RECORDS SHOWN:
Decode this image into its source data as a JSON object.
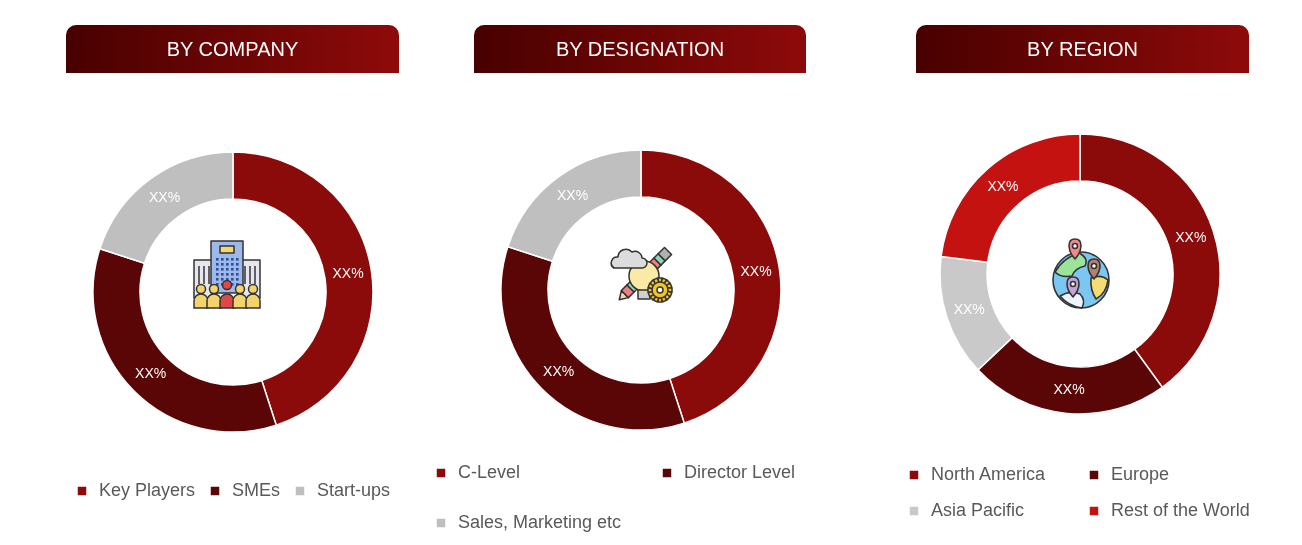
{
  "chart_data": [
    {
      "type": "donut",
      "title": "BY COMPANY",
      "categories": [
        "Key Players",
        "SMEs",
        "Start-ups"
      ],
      "values": [
        45,
        35,
        20
      ],
      "colors": [
        "#8b0a0a",
        "#5a0606",
        "#bfbfbf"
      ],
      "value_labels": [
        "XX%",
        "XX%",
        "XX%"
      ],
      "legend": "bottom"
    },
    {
      "type": "donut",
      "title": "BY DESIGNATION",
      "categories": [
        "C-Level",
        "Director Level",
        "Sales, Marketing etc"
      ],
      "values": [
        45,
        35,
        20
      ],
      "colors": [
        "#8b0a0a",
        "#5a0606",
        "#bfbfbf"
      ],
      "value_labels": [
        "XX%",
        "XX%",
        "XX%"
      ],
      "legend": "bottom"
    },
    {
      "type": "donut",
      "title": "BY REGION",
      "categories": [
        "North America",
        "Europe",
        "Asia Pacific",
        "Rest of the World"
      ],
      "values": [
        40,
        23,
        14,
        23
      ],
      "colors": [
        "#8b0a0a",
        "#5a0606",
        "#c9c9c9",
        "#c3120f"
      ],
      "value_labels": [
        "XX%",
        "XX%",
        "XX%",
        "XX%"
      ],
      "legend": "bottom"
    }
  ]
}
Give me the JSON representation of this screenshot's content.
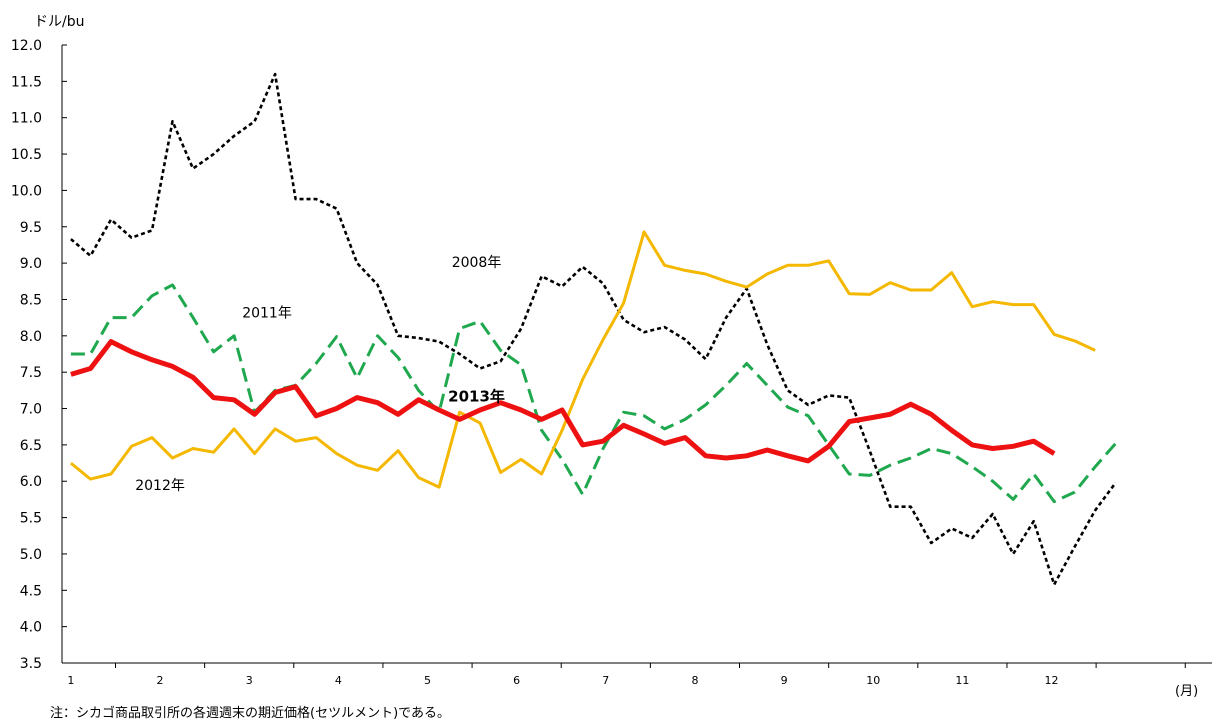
{
  "chart_data": {
    "type": "line",
    "ylabel": "ドル/bu",
    "xlabel": "(月)",
    "ylim": [
      3.5,
      12.0
    ],
    "yticks": [
      "3.5",
      "4.0",
      "4.5",
      "5.0",
      "5.5",
      "6.0",
      "6.5",
      "7.0",
      "7.5",
      "8.0",
      "8.5",
      "9.0",
      "9.5",
      "10.0",
      "10.5",
      "11.0",
      "11.5",
      "12.0"
    ],
    "xlim": [
      0.9,
      13.8
    ],
    "xticks": [
      "1",
      "2",
      "3",
      "4",
      "5",
      "6",
      "7",
      "8",
      "9",
      "10",
      "11",
      "12"
    ],
    "grid": false,
    "note": "注：シカゴ商品取引所の各週週末の期近価格(セツルメント)である。",
    "series": [
      {
        "name": "2008年",
        "color": "#000000",
        "style": "dotted",
        "label_pos": [
          5.55,
          8.95
        ],
        "x": [
          1.0,
          1.22,
          1.45,
          1.68,
          1.91,
          2.14,
          2.37,
          2.6,
          2.83,
          3.06,
          3.29,
          3.52,
          3.75,
          3.98,
          4.21,
          4.44,
          4.67,
          4.9,
          5.13,
          5.36,
          5.59,
          5.82,
          6.05,
          6.28,
          6.51,
          6.74,
          6.97,
          7.2,
          7.43,
          7.66,
          7.89,
          8.12,
          8.35,
          8.58,
          8.81,
          9.04,
          9.27,
          9.5,
          9.73,
          9.96,
          10.19,
          10.42,
          10.65,
          10.88,
          11.11,
          11.34,
          11.57,
          11.8,
          12.03,
          12.26,
          12.49,
          12.72
        ],
        "values": [
          9.33,
          9.1,
          9.6,
          9.35,
          9.45,
          10.95,
          10.3,
          10.5,
          10.75,
          10.95,
          11.6,
          9.88,
          9.88,
          9.75,
          9.0,
          8.7,
          8.0,
          7.97,
          7.92,
          7.75,
          7.55,
          7.65,
          8.1,
          8.82,
          8.68,
          8.95,
          8.72,
          8.22,
          8.05,
          8.12,
          7.95,
          7.68,
          8.25,
          8.65,
          7.88,
          7.25,
          7.05,
          7.18,
          7.15,
          6.42,
          5.65,
          5.65,
          5.15,
          5.35,
          5.22,
          5.55,
          5.0,
          5.45,
          4.58,
          5.1,
          5.6,
          5.98
        ]
      },
      {
        "name": "2011年",
        "color": "#1fa84e",
        "style": "dashed",
        "label_pos": [
          3.2,
          8.25
        ],
        "x": [
          1.0,
          1.22,
          1.45,
          1.68,
          1.91,
          2.14,
          2.37,
          2.6,
          2.83,
          3.06,
          3.29,
          3.52,
          3.75,
          3.98,
          4.21,
          4.44,
          4.67,
          4.9,
          5.13,
          5.36,
          5.59,
          5.82,
          6.05,
          6.28,
          6.51,
          6.74,
          6.97,
          7.2,
          7.43,
          7.66,
          7.89,
          8.12,
          8.35,
          8.58,
          8.81,
          9.04,
          9.27,
          9.5,
          9.73,
          9.96,
          10.19,
          10.42,
          10.65,
          10.88,
          11.11,
          11.34,
          11.57,
          11.8,
          12.03,
          12.26,
          12.49,
          12.72
        ],
        "values": [
          7.75,
          7.75,
          8.25,
          8.25,
          8.55,
          8.7,
          8.25,
          7.78,
          8.0,
          6.95,
          7.25,
          7.32,
          7.62,
          7.99,
          7.42,
          8.0,
          7.7,
          7.25,
          6.95,
          8.1,
          8.2,
          7.8,
          7.6,
          6.7,
          6.3,
          5.82,
          6.45,
          6.95,
          6.9,
          6.72,
          6.85,
          7.05,
          7.32,
          7.62,
          7.32,
          7.02,
          6.9,
          6.5,
          6.1,
          6.08,
          6.22,
          6.32,
          6.45,
          6.38,
          6.2,
          6.0,
          5.75,
          6.1,
          5.72,
          5.85,
          6.2,
          6.52
        ]
      },
      {
        "name": "2012年",
        "color": "#f5b800",
        "style": "solid",
        "label_pos": [
          2.0,
          5.88
        ],
        "x": [
          1.0,
          1.22,
          1.45,
          1.68,
          1.91,
          2.14,
          2.37,
          2.6,
          2.83,
          3.06,
          3.29,
          3.52,
          3.75,
          3.98,
          4.21,
          4.44,
          4.67,
          4.9,
          5.13,
          5.36,
          5.59,
          5.82,
          6.05,
          6.28,
          6.51,
          6.74,
          6.97,
          7.2,
          7.43,
          7.66,
          7.89,
          8.12,
          8.35,
          8.58,
          8.81,
          9.04,
          9.27,
          9.5,
          9.73,
          9.96,
          10.19,
          10.42,
          10.65,
          10.88,
          11.11,
          11.34,
          11.57,
          11.8,
          12.03,
          12.26,
          12.49
        ],
        "values": [
          6.25,
          6.03,
          6.1,
          6.48,
          6.6,
          6.32,
          6.45,
          6.4,
          6.72,
          6.38,
          6.72,
          6.55,
          6.6,
          6.38,
          6.22,
          6.15,
          6.42,
          6.05,
          5.92,
          6.95,
          6.8,
          6.12,
          6.3,
          6.1,
          6.7,
          7.4,
          7.95,
          8.45,
          9.43,
          8.97,
          8.9,
          8.85,
          8.75,
          8.67,
          8.85,
          8.97,
          8.97,
          9.03,
          8.58,
          8.57,
          8.73,
          8.63,
          8.63,
          8.87,
          8.4,
          8.47,
          8.43,
          8.43,
          8.02,
          7.93,
          7.8
        ]
      },
      {
        "name": "2013年",
        "color": "#ee1111",
        "style": "solid",
        "label_pos": [
          5.55,
          7.1
        ],
        "x": [
          1.0,
          1.22,
          1.45,
          1.68,
          1.91,
          2.14,
          2.37,
          2.6,
          2.83,
          3.06,
          3.29,
          3.52,
          3.75,
          3.98,
          4.21,
          4.44,
          4.67,
          4.9,
          5.13,
          5.36,
          5.59,
          5.82,
          6.05,
          6.28,
          6.51,
          6.74,
          6.97,
          7.2,
          7.43,
          7.66,
          7.89,
          8.12,
          8.35,
          8.58,
          8.81,
          9.04,
          9.27,
          9.5,
          9.73,
          9.96,
          10.19,
          10.42,
          10.65,
          10.88,
          11.11,
          11.34,
          11.57,
          11.8,
          12.03
        ],
        "values": [
          7.47,
          7.55,
          7.92,
          7.78,
          7.67,
          7.58,
          7.43,
          7.15,
          7.12,
          6.92,
          7.22,
          7.3,
          6.9,
          7.0,
          7.15,
          7.08,
          6.92,
          7.12,
          6.98,
          6.85,
          6.98,
          7.08,
          6.98,
          6.85,
          6.98,
          6.5,
          6.55,
          6.77,
          6.65,
          6.52,
          6.6,
          6.35,
          6.32,
          6.35,
          6.43,
          6.35,
          6.28,
          6.48,
          6.82,
          6.87,
          6.92,
          7.06,
          6.92,
          6.7,
          6.5,
          6.45,
          6.48,
          6.55,
          6.38
        ]
      }
    ]
  }
}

SET EXERCISE: From the entries above, extract each line containing "name".

WORKED SOLUTION:
        "name": "2008年",
        "name": "2011年",
        "name": "2012年",
        "name": "2013年",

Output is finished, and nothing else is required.